POJ 3628-Bookshelf 2

Bookshelf 2

Time Limit: 1000MS		Memory Limit: 65536K
Total Submissions: 8271		Accepted: 3772

Description

Farmer John recently bought another bookshelf for the cow library, but the shelf is getting filled up quite quickly, and now the only available space is at the top.

FJ has N cows (1 ≤ N ≤ 20) each with some height of H_i (1 ≤ H_i ≤ 1,000,000 - these are very tall cows). The bookshelf has a height of B (1 ≤ B ≤ S, where S is the sum of the heights of all cows).

To reach the top of the bookshelf, one or more of the cows can stand on top of each other in a stack, so that their total height is the sum of each of their individual heights. This total height must be no less than the height of the bookshelf in order for the cows to reach the top.

Since a taller stack of cows than necessary can be dangerous, your job is to find the set of cows that produces a stack of the smallest height possible such that the stack can reach the bookshelf. Your program should print the minimal 'excess' height between the optimal stack of cows and the bookshelf.

Input

* Line 1: Two space-separated integers: N and B
* Lines 2..N+1: Line i+1 contains a single integer: H_i

Output

* Line 1: A single integer representing the (non-negative) difference between the total height of the optimal set of cows and the height of the shelf.

所附条目:
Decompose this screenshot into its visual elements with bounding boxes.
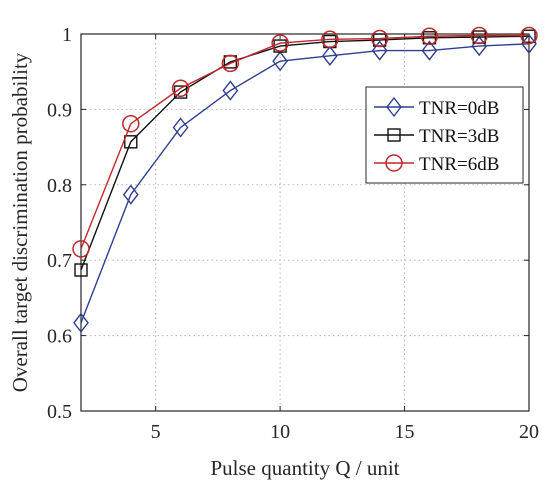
data-point-circle <box>271 34 289 52</box>
legend-marker-diamond <box>386 96 402 118</box>
data-point-circle <box>520 26 538 45</box>
x-tick-label: 5 <box>151 421 161 443</box>
y-tick-label: 0.8 <box>47 175 72 197</box>
data-point-diamond <box>421 40 438 61</box>
data-point-circle <box>72 240 90 258</box>
plot-frame <box>80 33 530 412</box>
series-line <box>80 35 530 271</box>
data-point-diamond <box>222 80 239 101</box>
x-tick-label: 10 <box>270 421 290 443</box>
legend-marker-square <box>387 128 401 142</box>
series-line <box>80 34 529 250</box>
data-point-diamond <box>122 184 139 205</box>
data-point-diamond <box>322 45 338 67</box>
data-point-diamond <box>371 40 388 61</box>
y-axis-title: Overall target discrimination probabilit… <box>8 52 32 392</box>
series-square <box>74 29 536 277</box>
series-circle <box>72 26 538 258</box>
y-tick-label: 0.6 <box>47 326 72 348</box>
data-point-diamond <box>521 33 537 54</box>
x-axis-title: Pulse quantity Q / unit <box>211 456 400 480</box>
data-point-square <box>74 263 88 277</box>
legend-label: TNR=6dB <box>419 154 499 175</box>
legend-label: TNR=0dB <box>419 98 499 119</box>
legend-label: TNR=3dB <box>419 126 499 147</box>
series-line <box>80 43 530 324</box>
legend-marker-circle <box>385 154 403 172</box>
data-point-circle <box>171 79 190 98</box>
legend-item: TNR=6dB <box>374 154 499 175</box>
data-point-diamond <box>272 51 288 72</box>
legend: TNR=0dB TNR=3dB TNR=6dB <box>365 86 524 184</box>
data-point-circle <box>122 114 140 133</box>
series-group <box>72 26 538 333</box>
y-tick-label: 1 <box>62 24 72 46</box>
data-point-square <box>124 135 138 149</box>
y-tick-label: 0.7 <box>47 250 72 272</box>
y-tick-label: 0.5 <box>47 401 72 423</box>
data-point-circle <box>420 27 439 46</box>
x-tick-label: 20 <box>519 421 539 443</box>
data-point-circle <box>221 54 240 73</box>
data-point-circle <box>321 30 339 49</box>
data-point-diamond <box>172 117 189 138</box>
x-tick-label: 15 <box>395 421 415 443</box>
legend-item: TNR=0dB <box>374 96 499 119</box>
data-point-square <box>522 29 536 43</box>
legend-item: TNR=3dB <box>374 126 499 147</box>
data-point-diamond <box>73 312 89 333</box>
y-tick-label: 0.9 <box>47 99 72 121</box>
series-diamond <box>73 33 537 333</box>
data-point-circle <box>370 29 389 48</box>
data-point-circle <box>470 26 488 45</box>
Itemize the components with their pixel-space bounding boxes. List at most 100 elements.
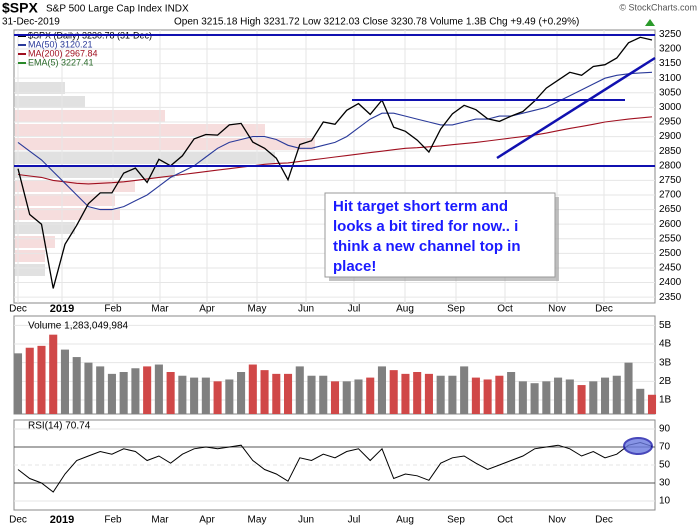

任务要求 1:
根据奶牛书架题目的选段，奶牛数量 N 的取值范围是多少？
任务要求 2:
请续写奶牛书架题目的选段，从其最后一句之后接着写。
上述条目为独立材料，与选段内容无关。

参考答案 1:
1 ≤ N ≤ 20。

参考答案 2:
Sample Input

5 16
3
1
3
5
6

Sample Output

1

小结：

    01背包水题，不过我打算从头开始，我感觉我对于DP的感觉还很弱，所以我打算慢慢建立所谓的感觉，“欲速则不达”。

    说实话，我真的不知道，怎么样才算超时，怎么样才算超内存。

以下是AC代码：

#include<stdio.h>
#include<string.h>
#include<stdlib.h>
#define maxn 1000050
int dp[1000050];
int height[30];
int min(int a,int b)
{
    return a<b?a:b;
}
int main()
{
    int num1,num2,sum=0;
    scanf("%d%d",&num1,&num2);
    //Init();
    for(int i=1;i<=1000000;i++)
    dp[i]=0;
    dp[0]=1;
    //printf("a\n");
    for(int i=1;i<=num1;i++)
    {
        scanf("%d",&height[i]);
        sum+=height[i];
        int temp=min(sum,1000000);
        for(int j=temp;j>=height[i];j--)
        {
            if(dp[j-height[i]])
            dp[j]=1;
        }
    }
    //printf("a\n");
    for(int i=num2;;i++)
    {
        if(dp[i])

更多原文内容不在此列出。